# Problem statement
Look below and pull out each line with the word "Шайба".

# Input rows
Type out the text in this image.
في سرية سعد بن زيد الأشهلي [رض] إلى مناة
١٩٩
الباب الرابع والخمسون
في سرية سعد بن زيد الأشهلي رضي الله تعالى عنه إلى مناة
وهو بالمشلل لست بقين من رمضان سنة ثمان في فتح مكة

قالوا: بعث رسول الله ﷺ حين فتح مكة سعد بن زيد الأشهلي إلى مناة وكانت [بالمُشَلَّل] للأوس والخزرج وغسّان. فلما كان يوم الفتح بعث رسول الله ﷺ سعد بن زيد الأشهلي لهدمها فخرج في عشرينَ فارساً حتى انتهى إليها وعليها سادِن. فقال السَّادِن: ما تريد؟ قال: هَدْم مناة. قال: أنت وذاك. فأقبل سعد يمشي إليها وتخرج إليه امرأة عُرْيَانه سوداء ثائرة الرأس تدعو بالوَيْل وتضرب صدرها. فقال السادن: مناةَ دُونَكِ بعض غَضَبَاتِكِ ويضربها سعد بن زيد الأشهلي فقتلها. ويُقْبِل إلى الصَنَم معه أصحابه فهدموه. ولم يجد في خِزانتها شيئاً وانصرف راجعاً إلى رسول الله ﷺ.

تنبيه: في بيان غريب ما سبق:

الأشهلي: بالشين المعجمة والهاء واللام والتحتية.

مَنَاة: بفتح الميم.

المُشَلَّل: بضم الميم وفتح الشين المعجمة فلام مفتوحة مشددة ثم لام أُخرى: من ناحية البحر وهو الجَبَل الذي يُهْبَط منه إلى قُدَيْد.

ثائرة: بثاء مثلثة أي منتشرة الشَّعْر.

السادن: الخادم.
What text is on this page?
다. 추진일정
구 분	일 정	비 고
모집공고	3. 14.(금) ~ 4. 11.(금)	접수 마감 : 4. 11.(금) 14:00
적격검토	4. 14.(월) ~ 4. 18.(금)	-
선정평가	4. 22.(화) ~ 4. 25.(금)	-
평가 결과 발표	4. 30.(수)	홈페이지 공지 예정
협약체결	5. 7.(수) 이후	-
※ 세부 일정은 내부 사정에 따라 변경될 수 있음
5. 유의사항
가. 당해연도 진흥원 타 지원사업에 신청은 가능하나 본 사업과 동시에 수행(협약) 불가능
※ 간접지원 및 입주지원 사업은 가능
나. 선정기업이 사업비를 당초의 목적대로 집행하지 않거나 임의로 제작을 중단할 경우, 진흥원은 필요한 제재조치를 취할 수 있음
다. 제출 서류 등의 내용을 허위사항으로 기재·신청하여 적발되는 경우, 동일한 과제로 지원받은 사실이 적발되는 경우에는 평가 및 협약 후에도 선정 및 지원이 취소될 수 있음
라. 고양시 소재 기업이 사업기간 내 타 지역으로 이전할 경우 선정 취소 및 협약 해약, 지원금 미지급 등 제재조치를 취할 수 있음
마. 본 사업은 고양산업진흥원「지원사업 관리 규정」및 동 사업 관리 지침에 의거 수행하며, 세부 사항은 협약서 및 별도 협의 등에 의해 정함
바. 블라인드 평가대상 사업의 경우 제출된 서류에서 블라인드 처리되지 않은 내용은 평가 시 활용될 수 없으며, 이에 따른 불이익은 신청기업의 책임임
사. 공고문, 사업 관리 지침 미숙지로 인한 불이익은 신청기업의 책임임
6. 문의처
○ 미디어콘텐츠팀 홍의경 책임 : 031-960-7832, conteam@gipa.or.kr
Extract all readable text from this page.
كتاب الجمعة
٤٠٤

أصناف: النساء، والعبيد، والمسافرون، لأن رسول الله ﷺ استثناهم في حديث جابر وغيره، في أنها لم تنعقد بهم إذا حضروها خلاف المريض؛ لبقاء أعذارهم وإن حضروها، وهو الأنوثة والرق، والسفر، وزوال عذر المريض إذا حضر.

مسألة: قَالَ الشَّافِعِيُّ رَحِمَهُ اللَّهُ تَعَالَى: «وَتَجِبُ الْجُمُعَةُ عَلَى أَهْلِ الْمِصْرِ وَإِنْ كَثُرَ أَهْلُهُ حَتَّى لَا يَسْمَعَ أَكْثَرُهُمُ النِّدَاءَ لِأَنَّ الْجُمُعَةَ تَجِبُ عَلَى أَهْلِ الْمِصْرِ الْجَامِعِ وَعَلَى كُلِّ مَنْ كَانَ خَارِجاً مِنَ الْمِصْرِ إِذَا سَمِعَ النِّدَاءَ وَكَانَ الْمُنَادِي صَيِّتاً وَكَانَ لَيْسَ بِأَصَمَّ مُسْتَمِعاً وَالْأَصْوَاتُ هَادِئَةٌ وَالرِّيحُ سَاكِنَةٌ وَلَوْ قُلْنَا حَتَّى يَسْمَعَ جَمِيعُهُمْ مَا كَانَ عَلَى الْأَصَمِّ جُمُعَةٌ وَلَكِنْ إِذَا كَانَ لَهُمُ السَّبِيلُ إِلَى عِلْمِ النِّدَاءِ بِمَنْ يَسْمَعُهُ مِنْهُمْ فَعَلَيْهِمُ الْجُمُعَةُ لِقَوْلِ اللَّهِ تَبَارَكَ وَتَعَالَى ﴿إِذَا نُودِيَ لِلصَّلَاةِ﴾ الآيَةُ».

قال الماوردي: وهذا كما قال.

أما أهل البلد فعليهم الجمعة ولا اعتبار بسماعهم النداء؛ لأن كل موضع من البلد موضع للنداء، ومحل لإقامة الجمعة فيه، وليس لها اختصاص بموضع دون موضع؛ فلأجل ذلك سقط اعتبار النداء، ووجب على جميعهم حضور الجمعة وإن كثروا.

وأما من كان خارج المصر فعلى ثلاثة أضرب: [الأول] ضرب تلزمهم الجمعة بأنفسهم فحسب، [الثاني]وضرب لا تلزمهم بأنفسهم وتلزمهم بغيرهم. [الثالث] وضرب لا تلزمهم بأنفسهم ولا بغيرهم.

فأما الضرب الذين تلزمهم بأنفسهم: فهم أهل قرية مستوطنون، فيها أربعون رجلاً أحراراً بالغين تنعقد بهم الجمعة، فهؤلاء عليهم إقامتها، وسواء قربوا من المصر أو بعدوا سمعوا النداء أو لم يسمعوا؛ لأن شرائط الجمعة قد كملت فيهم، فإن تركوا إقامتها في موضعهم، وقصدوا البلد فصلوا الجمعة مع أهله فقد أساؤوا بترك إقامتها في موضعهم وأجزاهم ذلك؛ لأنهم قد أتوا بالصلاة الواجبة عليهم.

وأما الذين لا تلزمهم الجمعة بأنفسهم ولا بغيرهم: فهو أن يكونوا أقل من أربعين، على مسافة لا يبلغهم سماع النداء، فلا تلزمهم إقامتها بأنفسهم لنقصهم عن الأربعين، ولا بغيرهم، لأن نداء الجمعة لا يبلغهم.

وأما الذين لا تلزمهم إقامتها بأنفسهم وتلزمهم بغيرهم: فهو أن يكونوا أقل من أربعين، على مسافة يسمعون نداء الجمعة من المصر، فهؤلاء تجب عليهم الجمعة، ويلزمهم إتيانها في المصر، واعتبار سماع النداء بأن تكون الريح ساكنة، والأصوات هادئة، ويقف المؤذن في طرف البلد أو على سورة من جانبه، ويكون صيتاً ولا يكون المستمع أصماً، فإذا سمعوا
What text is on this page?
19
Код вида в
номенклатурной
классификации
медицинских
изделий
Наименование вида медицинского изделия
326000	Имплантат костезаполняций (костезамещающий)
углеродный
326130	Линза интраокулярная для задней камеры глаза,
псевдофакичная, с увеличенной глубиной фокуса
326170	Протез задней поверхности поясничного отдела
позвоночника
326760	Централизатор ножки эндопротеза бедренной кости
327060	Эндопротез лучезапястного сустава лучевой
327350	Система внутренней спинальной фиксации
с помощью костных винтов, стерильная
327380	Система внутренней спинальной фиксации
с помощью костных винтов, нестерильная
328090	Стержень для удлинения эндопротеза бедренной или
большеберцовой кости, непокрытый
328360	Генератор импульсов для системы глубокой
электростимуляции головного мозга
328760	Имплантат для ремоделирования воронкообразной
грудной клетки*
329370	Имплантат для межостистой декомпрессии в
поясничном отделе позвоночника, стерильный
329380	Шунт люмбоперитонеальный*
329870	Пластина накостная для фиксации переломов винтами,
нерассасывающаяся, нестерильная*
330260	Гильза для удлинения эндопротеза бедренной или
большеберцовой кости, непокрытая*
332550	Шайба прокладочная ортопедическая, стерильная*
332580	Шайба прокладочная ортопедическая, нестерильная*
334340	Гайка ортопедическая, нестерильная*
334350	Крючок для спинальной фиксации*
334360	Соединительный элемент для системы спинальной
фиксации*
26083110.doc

# Output
332550	Шайба прокладочная ортопедическая, стерильная*
332580	Шайба прокладочная ортопедическая, нестерильная*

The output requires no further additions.